> Exercise prompt: Reproduce every entry exactly as shown.

* start *

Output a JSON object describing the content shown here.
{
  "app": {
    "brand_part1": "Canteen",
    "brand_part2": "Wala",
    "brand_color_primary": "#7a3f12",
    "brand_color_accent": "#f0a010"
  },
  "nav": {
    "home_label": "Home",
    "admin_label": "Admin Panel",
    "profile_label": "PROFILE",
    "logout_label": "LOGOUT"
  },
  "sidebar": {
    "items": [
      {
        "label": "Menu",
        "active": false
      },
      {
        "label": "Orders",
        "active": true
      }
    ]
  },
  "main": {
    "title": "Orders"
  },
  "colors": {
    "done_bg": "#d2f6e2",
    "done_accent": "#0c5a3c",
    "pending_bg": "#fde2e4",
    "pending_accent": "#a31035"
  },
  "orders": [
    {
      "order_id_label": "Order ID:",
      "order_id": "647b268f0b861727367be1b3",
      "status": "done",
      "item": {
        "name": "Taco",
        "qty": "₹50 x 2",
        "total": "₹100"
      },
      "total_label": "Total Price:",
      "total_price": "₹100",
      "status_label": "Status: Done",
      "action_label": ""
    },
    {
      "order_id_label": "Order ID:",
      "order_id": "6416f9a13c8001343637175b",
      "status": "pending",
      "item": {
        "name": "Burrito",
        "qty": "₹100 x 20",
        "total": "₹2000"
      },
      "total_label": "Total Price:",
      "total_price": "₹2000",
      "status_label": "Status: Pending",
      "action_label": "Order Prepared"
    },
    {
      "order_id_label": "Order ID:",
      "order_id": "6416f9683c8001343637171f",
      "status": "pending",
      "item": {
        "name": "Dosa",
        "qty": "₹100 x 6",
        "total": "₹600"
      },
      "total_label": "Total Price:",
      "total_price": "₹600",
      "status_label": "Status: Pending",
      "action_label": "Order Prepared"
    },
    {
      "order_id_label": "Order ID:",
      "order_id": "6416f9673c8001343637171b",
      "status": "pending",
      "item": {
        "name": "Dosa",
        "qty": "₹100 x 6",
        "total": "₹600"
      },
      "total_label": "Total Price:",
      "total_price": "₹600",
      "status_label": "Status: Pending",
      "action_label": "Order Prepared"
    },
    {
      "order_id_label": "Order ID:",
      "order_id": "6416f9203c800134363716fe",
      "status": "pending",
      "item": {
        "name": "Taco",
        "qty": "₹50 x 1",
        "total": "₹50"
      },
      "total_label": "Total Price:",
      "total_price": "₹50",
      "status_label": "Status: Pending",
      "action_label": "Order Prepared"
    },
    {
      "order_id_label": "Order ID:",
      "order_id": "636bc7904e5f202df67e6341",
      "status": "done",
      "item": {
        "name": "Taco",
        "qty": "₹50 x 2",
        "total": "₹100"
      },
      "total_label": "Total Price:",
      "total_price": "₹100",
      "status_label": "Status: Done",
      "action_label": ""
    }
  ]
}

* end *

> In response:
Output a JSON object describing the content shown here.
{
  "app": {
    "brand_part1": "Canteen",
    "brand_part2": "Wala",
    "brand_color_primary": "#7a3f12",
    "brand_color_accent": "#f0a010"
  },
  "nav": {
    "home_label": "Home",
    "admin_label": "Admin Panel",
    "profile_label": "PROFILE",
    "logout_label": "LOGOUT"
  },
  "sidebar": {
    "items": [
      {
        "label": "Menu",
        "active": false
      },
      {
        "label": "Orders",
        "active": true
      }
    ]
  },
  "main": {
    "title": "Orders"
  },
  "colors": {
    "done_bg": "#d2f6e2",
    "done_accent": "#0c5a3c",
    "pending_bg": "#fde2e4",
    "pending_accent": "#a31035"
  },
  "orders": [
    {
      "order_id_label": "Order ID:",
      "order_id": "647b268f0b861727367be1b3",
      "status": "done",
      "item": {
        "name": "Taco",
        "qty": "₹50 x 2",
        "total": "₹100"
      },
      "total_label": "Total Price:",
      "total_price": "₹100",
      "status_label": "Status: Done",
      "action_label": ""
    },
    {
      "order_id_label": "Order ID:",
      "order_id": "6416f9a13c8001343637175b",
      "status": "pending",
      "item": {
        "name": "Burrito",
        "qty": "₹100 x 20",
        "total": "₹2000"
      },
      "total_label": "Total Price:",
      "total_price": "₹2000",
      "status_label": "Status: Pending",
      "action_label": "Order Prepared"
    },
    {
      "order_id_label": "Order ID:",
      "order_id": "6416f9683c8001343637171f",
      "status": "pending",
      "item": {
        "name": "Dosa",
        "qty": "₹100 x 6",
        "total": "₹600"
      },
      "total_label": "Total Price:",
      "total_price": "₹600",
      "status_label": "Status: Pending",
      "action_label": "Order Prepared"
    },
    {
      "order_id_label": "Order ID:",
      "order_id": "6416f9673c8001343637171b",
      "status": "pending",
      "item": {
        "name": "Dosa",
        "qty": "₹100 x 6",
        "total": "₹600"
      },
      "total_label": "Total Price:",
      "total_price": "₹600",
      "status_label": "Status: Pending",
      "action_label": "Order Prepared"
    },
    {
      "order_id_label": "Order ID:",
      "order_id": "6416f9203c800134363716fe",
      "status": "pending",
      "item": {
        "name": "Taco",
        "qty": "₹50 x 1",
        "total": "₹50"
      },
      "total_label": "Total Price:",
      "total_price": "₹50",
      "status_label": "Status: Pending",
      "action_label": "Order Prepared"
    },
    {
      "order_id_label": "Order ID:",
      "order_id": "636bc7904e5f202df67e6341",
      "status": "done",
      "item": {
        "name": "Taco",
        "qty": "₹50 x 2",
        "total": "₹100"
      },
      "total_label": "Total Price:",
      "total_price": "₹100",
      "status_label": "Status: Done",
      "action_label": ""
    }
  ]
}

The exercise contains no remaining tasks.